WHAT TO PRODUCE: All of the material below is to be returned exactly.

INPUT FOR THIS TASK:
[start]

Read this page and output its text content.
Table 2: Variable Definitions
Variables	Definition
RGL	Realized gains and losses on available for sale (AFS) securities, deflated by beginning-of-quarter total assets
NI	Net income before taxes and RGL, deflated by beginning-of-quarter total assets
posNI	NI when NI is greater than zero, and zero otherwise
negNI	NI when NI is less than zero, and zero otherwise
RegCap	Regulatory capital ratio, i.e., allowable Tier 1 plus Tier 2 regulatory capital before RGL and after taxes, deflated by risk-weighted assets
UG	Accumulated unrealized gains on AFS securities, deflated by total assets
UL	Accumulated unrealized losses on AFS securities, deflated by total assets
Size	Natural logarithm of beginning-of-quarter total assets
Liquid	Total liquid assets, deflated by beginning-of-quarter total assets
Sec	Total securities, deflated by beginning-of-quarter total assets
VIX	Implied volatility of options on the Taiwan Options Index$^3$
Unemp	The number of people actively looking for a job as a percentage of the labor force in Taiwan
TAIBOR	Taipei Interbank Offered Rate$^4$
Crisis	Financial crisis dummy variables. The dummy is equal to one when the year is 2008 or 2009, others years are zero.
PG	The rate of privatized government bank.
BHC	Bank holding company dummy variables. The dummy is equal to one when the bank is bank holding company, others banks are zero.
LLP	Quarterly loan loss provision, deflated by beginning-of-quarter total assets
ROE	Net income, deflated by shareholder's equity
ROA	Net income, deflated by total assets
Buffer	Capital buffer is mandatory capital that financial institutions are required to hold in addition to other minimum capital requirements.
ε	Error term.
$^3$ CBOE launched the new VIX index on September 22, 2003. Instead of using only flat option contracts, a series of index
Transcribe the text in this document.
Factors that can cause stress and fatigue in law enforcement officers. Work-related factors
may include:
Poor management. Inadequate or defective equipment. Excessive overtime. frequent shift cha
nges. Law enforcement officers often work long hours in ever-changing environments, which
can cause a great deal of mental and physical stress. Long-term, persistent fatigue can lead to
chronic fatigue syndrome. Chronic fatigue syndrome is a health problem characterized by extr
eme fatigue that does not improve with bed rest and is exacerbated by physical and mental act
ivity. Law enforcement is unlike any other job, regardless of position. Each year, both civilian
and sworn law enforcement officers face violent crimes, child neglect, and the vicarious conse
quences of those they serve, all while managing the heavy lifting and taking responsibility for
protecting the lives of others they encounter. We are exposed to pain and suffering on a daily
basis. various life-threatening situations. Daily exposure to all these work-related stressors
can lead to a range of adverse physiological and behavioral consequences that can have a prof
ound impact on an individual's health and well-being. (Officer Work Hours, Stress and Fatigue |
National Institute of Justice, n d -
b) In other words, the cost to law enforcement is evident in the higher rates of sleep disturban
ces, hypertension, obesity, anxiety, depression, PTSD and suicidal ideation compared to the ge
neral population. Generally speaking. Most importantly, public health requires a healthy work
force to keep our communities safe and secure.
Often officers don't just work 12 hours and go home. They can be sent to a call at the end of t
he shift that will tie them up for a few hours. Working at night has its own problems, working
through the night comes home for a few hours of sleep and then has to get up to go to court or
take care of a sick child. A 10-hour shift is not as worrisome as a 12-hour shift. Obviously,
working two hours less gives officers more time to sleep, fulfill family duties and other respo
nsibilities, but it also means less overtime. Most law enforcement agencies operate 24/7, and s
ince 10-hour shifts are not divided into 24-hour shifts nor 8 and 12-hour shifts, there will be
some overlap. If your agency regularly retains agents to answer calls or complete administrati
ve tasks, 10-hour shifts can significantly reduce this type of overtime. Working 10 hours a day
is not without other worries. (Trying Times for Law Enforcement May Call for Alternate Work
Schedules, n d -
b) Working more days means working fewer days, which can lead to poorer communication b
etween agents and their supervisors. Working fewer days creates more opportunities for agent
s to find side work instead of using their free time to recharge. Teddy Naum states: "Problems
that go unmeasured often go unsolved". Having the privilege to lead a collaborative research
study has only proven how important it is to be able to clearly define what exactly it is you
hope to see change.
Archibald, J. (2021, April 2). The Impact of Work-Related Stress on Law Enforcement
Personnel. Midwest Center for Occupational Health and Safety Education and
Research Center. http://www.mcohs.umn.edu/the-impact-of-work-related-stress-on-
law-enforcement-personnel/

[end]

WORKED ANSWER:
Read this page and output its text content.
Table 2: Variable Definitions
Variables	Definition
RGL	Realized gains and losses on available for sale (AFS) securities, deflated by beginning-of-quarter total assets
NI	Net income before taxes and RGL, deflated by beginning-of-quarter total assets
posNI	NI when NI is greater than zero, and zero otherwise
negNI	NI when NI is less than zero, and zero otherwise
RegCap	Regulatory capital ratio, i.e., allowable Tier 1 plus Tier 2 regulatory capital before RGL and after taxes, deflated by risk-weighted assets
UG	Accumulated unrealized gains on AFS securities, deflated by total assets
UL	Accumulated unrealized losses on AFS securities, deflated by total assets
Size	Natural logarithm of beginning-of-quarter total assets
Liquid	Total liquid assets, deflated by beginning-of-quarter total assets
Sec	Total securities, deflated by beginning-of-quarter total assets
VIX	Implied volatility of options on the Taiwan Options Index$^3$
Unemp	The number of people actively looking for a job as a percentage of the labor force in Taiwan
TAIBOR	Taipei Interbank Offered Rate$^4$
Crisis	Financial crisis dummy variables. The dummy is equal to one when the year is 2008 or 2009, others years are zero.
PG	The rate of privatized government bank.
BHC	Bank holding company dummy variables. The dummy is equal to one when the bank is bank holding company, others banks are zero.
LLP	Quarterly loan loss provision, deflated by beginning-of-quarter total assets
ROE	Net income, deflated by shareholder's equity
ROA	Net income, deflated by total assets
Buffer	Capital buffer is mandatory capital that financial institutions are required to hold in addition to other minimum capital requirements.
ε	Error term.
$^3$ CBOE launched the new VIX index on September 22, 2003. Instead of using only flat option contracts, a series of index
Transcribe the text in this document.
Factors that can cause stress and fatigue in law enforcement officers. Work-related factors
may include:
Poor management. Inadequate or defective equipment. Excessive overtime. frequent shift cha
nges. Law enforcement officers often work long hours in ever-changing environments, which
can cause a great deal of mental and physical stress. Long-term, persistent fatigue can lead to
chronic fatigue syndrome. Chronic fatigue syndrome is a health problem characterized by extr
eme fatigue that does not improve with bed rest and is exacerbated by physical and mental act
ivity. Law enforcement is unlike any other job, regardless of position. Each year, both civilian
and sworn law enforcement officers face violent crimes, child neglect, and the vicarious conse
quences of those they serve, all while managing the heavy lifting and taking responsibility for
protecting the lives of others they encounter. We are exposed to pain and suffering on a daily
basis. various life-threatening situations. Daily exposure to all these work-related stressors
can lead to a range of adverse physiological and behavioral consequences that can have a prof
ound impact on an individual's health and well-being. (Officer Work Hours, Stress and Fatigue |
National Institute of Justice, n d -
b) In other words, the cost to law enforcement is evident in the higher rates of sleep disturban
ces, hypertension, obesity, anxiety, depression, PTSD and suicidal ideation compared to the ge
neral population. Generally speaking. Most importantly, public health requires a healthy work
force to keep our communities safe and secure.
Often officers don't just work 12 hours and go home. They can be sent to a call at the end of t
he shift that will tie them up for a few hours. Working at night has its own problems, working
through the night comes home for a few hours of sleep and then has to get up to go to court or
take care of a sick child. A 10-hour shift is not as worrisome as a 12-hour shift. Obviously,
working two hours less gives officers more time to sleep, fulfill family duties and other respo
nsibilities, but it also means less overtime. Most law enforcement agencies operate 24/7, and s
ince 10-hour shifts are not divided into 24-hour shifts nor 8 and 12-hour shifts, there will be
some overlap. If your agency regularly retains agents to answer calls or complete administrati
ve tasks, 10-hour shifts can significantly reduce this type of overtime. Working 10 hours a day
is not without other worries. (Trying Times for Law Enforcement May Call for Alternate Work
Schedules, n d -
b) Working more days means working fewer days, which can lead to poorer communication b
etween agents and their supervisors. Working fewer days creates more opportunities for agent
s to find side work instead of using their free time to recharge. Teddy Naum states: "Problems
that go unmeasured often go unsolved". Having the privilege to lead a collaborative research
study has only proven how important it is to be able to clearly define what exactly it is you
hope to see change.
Archibald, J. (2021, April 2). The Impact of Work-Related Stress on Law Enforcement
Personnel. Midwest Center for Occupational Health and Safety Education and
Research Center. http://www.mcohs.umn.edu/the-impact-of-work-related-stress-on-
law-enforcement-personnel/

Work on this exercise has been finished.